**GIVEN PROBLEM**
Scan the data for "protocol" and copy the lines it appears in.

==== DATA FOR THE TASK ====

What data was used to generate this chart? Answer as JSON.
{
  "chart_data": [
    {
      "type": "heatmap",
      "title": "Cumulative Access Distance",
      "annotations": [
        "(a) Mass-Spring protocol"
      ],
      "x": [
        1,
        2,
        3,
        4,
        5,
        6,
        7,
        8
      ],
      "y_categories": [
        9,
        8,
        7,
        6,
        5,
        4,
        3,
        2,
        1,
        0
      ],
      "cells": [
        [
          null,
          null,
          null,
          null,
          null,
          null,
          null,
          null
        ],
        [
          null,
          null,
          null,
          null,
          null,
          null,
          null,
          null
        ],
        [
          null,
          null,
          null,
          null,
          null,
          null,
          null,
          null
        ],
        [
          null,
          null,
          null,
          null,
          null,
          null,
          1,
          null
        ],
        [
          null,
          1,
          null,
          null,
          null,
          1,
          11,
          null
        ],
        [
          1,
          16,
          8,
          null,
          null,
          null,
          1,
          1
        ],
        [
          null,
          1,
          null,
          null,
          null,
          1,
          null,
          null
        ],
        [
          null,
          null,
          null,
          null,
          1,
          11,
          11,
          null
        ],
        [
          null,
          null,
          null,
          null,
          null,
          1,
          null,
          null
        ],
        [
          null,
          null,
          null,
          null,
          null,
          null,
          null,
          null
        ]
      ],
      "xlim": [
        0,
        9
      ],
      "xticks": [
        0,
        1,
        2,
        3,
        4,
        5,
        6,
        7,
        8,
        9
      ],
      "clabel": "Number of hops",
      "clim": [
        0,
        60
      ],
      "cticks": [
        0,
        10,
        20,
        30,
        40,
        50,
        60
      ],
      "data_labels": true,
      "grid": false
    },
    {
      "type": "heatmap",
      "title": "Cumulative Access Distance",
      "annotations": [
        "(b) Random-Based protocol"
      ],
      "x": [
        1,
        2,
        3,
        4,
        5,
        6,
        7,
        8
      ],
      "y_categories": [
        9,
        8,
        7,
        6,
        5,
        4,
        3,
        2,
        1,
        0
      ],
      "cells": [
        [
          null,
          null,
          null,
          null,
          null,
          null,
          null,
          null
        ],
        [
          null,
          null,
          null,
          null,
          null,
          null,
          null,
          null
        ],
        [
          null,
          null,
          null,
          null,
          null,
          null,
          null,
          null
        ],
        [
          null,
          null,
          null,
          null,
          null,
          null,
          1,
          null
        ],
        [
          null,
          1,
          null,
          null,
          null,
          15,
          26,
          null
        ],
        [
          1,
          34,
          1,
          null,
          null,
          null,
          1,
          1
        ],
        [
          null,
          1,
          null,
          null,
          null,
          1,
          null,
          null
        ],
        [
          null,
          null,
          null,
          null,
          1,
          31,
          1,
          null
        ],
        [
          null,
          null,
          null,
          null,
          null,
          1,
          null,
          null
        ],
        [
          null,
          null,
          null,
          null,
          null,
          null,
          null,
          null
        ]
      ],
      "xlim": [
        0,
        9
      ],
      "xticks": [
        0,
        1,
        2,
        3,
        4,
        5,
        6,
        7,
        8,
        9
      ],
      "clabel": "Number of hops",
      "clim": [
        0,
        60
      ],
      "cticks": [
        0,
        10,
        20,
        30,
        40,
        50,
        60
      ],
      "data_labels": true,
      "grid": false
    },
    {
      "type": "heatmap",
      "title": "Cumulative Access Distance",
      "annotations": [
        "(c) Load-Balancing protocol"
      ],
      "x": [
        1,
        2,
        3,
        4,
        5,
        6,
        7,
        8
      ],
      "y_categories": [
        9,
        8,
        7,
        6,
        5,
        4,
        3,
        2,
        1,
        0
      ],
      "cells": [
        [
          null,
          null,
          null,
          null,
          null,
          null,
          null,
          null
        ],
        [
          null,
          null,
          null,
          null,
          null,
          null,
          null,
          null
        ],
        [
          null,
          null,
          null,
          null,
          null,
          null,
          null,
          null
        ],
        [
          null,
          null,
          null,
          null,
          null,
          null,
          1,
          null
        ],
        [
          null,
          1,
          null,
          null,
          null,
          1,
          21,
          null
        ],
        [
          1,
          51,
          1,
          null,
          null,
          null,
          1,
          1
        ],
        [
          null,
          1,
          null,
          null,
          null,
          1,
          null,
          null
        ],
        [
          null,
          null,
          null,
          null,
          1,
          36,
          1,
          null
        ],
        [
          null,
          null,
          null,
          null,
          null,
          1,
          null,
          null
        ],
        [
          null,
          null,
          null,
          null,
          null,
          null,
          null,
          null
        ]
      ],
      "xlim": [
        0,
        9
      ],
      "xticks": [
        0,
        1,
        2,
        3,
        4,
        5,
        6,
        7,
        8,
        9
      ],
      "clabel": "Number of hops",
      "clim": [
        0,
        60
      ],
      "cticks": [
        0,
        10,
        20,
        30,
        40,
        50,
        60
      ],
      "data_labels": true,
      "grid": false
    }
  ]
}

====

**EXERCISE ANSWER**
        "(a) Mass-Spring protocol"
        "(b) Random-Based protocol"
        "(c) Load-Balancing protocol"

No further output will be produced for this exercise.